▶ **Requirement**
Starting at the line that holds "Output a JSON", restate every line word for word up to and including the last one in the listing below, and omit all pictures.

--- Start of Source records ---

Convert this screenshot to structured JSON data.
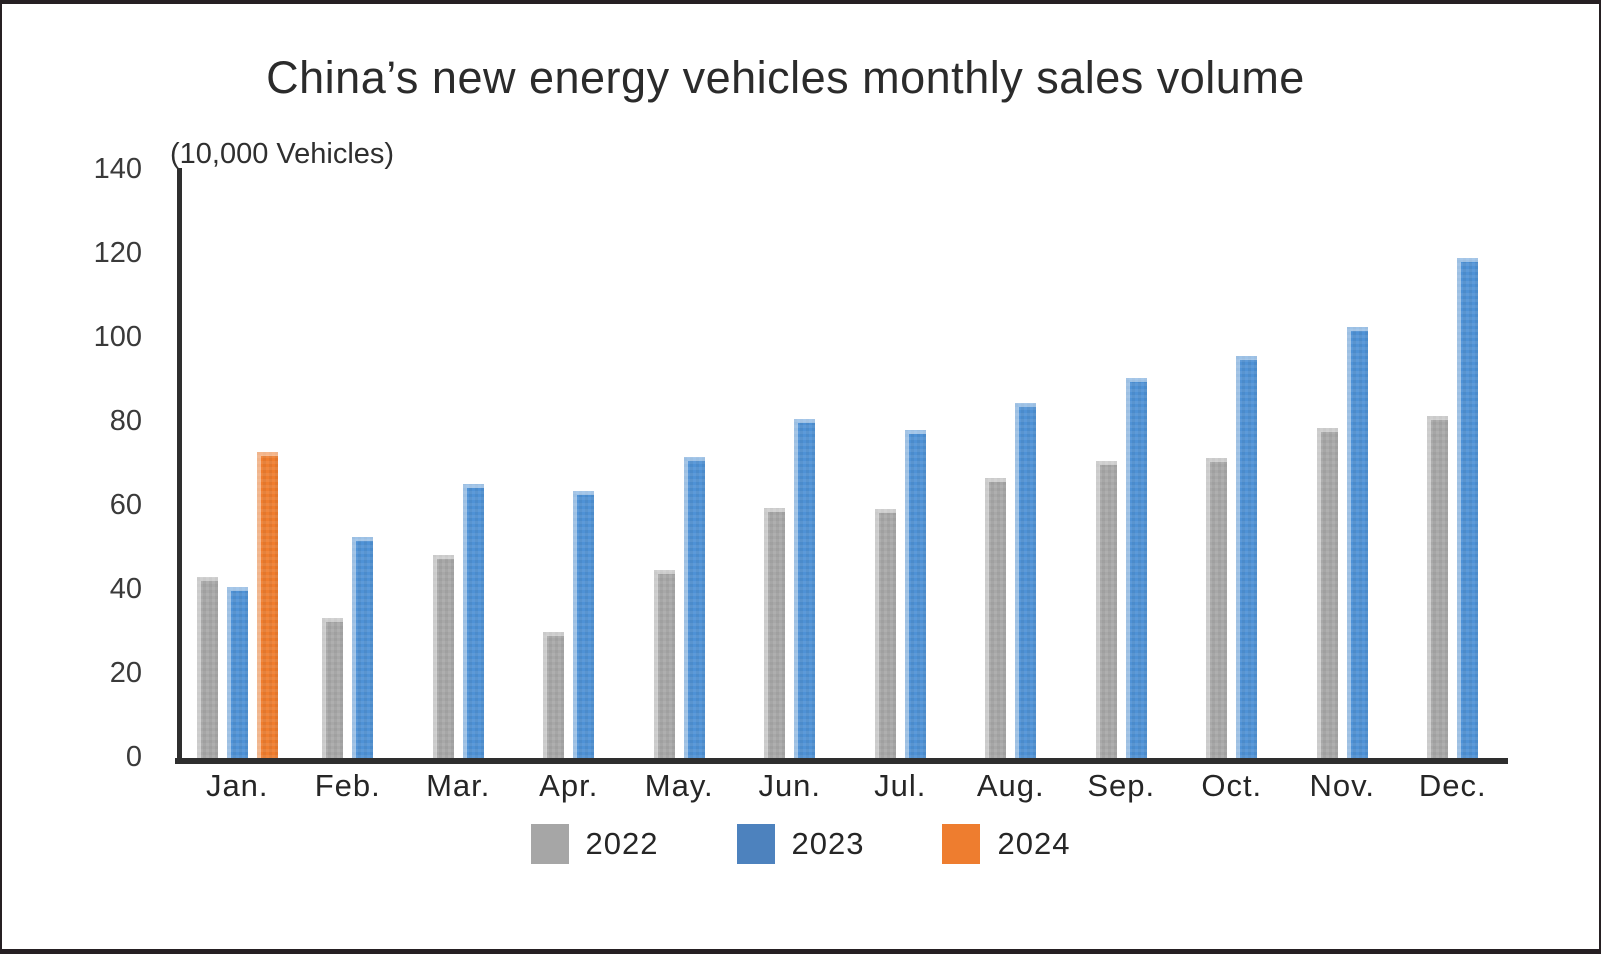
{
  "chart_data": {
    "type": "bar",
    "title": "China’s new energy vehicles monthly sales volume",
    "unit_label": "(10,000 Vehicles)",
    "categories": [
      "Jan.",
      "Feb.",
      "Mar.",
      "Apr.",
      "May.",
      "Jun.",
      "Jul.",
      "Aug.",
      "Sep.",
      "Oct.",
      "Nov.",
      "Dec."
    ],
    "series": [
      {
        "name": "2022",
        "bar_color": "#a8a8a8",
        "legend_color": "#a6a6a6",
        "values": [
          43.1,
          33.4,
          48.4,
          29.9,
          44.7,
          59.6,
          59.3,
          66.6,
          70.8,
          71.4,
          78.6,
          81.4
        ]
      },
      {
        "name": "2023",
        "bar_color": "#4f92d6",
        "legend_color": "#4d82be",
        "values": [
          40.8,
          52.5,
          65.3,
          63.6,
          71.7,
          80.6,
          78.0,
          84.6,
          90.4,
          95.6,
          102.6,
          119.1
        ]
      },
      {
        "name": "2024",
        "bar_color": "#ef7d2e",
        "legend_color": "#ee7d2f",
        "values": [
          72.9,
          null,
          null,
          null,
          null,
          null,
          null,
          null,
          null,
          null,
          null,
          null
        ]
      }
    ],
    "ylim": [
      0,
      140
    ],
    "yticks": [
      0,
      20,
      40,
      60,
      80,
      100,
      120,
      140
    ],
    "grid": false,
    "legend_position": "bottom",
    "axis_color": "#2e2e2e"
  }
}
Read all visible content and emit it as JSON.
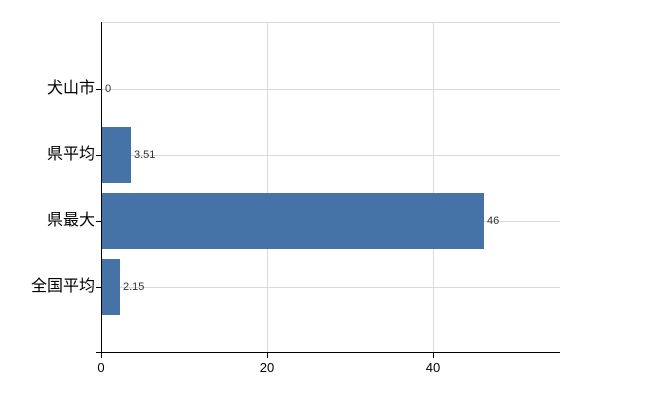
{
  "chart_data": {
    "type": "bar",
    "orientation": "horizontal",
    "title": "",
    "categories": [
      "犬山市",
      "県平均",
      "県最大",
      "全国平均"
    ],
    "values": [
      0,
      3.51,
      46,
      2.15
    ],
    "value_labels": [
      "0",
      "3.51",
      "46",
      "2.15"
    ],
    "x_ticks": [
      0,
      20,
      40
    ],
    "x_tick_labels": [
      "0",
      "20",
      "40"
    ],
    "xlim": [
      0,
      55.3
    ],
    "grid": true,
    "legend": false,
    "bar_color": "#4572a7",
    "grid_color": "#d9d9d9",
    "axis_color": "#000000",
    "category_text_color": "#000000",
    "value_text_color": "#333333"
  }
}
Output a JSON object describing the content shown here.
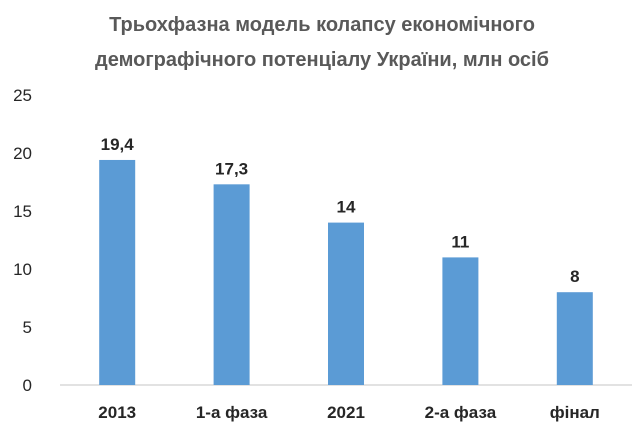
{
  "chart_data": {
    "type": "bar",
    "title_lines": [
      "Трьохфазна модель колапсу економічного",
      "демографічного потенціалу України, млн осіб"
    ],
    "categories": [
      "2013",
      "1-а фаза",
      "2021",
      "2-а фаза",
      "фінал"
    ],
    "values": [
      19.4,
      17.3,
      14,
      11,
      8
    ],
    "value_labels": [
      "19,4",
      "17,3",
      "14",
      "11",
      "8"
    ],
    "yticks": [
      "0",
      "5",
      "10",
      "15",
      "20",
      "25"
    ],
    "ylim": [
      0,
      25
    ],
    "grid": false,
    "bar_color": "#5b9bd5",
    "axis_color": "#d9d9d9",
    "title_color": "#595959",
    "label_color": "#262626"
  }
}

--- End of Source records ---

▶ **Solution for this task**
Output a JSON object describing the content shown here.
{
  "chart_data": {
    "type": "bar",
    "title_lines": [
      "Трьохфазна модель колапсу економічного",
      "демографічного потенціалу України, млн осіб"
    ],
    "categories": [
      "2013",
      "1-а фаза",
      "2021",
      "2-а фаза",
      "фінал"
    ],
    "values": [
      19.4,
      17.3,
      14,
      11,
      8
    ],
    "value_labels": [
      "19,4",
      "17,3",
      "14",
      "11",
      "8"
    ],
    "yticks": [
      "0",
      "5",
      "10",
      "15",
      "20",
      "25"
    ],
    "ylim": [
      0,
      25
    ],
    "grid": false,
    "bar_color": "#5b9bd5",
    "axis_color": "#d9d9d9",
    "title_color": "#595959",
    "label_color": "#262626"
  }
}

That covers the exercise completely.